**Exercise aim**
Give the listing below again in full, exactly as written.

Data extracted from a collection:
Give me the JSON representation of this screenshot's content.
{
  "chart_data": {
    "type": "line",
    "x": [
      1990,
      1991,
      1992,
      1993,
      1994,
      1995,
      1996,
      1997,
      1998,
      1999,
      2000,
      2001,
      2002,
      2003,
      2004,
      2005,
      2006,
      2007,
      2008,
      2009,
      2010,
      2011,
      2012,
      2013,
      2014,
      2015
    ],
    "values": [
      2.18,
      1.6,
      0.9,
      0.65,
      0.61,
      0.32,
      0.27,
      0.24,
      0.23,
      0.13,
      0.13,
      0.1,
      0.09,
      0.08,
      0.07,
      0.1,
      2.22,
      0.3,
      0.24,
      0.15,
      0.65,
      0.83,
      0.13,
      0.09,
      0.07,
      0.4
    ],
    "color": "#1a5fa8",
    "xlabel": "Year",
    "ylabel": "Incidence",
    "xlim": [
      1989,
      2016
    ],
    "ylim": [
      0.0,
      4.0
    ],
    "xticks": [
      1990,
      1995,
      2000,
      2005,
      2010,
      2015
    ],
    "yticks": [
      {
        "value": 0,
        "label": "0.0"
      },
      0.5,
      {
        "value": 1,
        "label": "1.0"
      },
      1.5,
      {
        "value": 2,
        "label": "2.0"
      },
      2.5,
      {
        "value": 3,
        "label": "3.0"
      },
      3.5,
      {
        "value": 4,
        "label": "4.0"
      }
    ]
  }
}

**Answer below**
Give me the JSON representation of this screenshot's content.
{
  "chart_data": {
    "type": "line",
    "x": [
      1990,
      1991,
      1992,
      1993,
      1994,
      1995,
      1996,
      1997,
      1998,
      1999,
      2000,
      2001,
      2002,
      2003,
      2004,
      2005,
      2006,
      2007,
      2008,
      2009,
      2010,
      2011,
      2012,
      2013,
      2014,
      2015
    ],
    "values": [
      2.18,
      1.6,
      0.9,
      0.65,
      0.61,
      0.32,
      0.27,
      0.24,
      0.23,
      0.13,
      0.13,
      0.1,
      0.09,
      0.08,
      0.07,
      0.1,
      2.22,
      0.3,
      0.24,
      0.15,
      0.65,
      0.83,
      0.13,
      0.09,
      0.07,
      0.4
    ],
    "color": "#1a5fa8",
    "xlabel": "Year",
    "ylabel": "Incidence",
    "xlim": [
      1989,
      2016
    ],
    "ylim": [
      0.0,
      4.0
    ],
    "xticks": [
      1990,
      1995,
      2000,
      2005,
      2010,
      2015
    ],
    "yticks": [
      {
        "value": 0,
        "label": "0.0"
      },
      0.5,
      {
        "value": 1,
        "label": "1.0"
      },
      1.5,
      {
        "value": 2,
        "label": "2.0"
      },
      2.5,
      {
        "value": 3,
        "label": "3.0"
      },
      3.5,
      {
        "value": 4,
        "label": "4.0"
      }
    ]
  }
}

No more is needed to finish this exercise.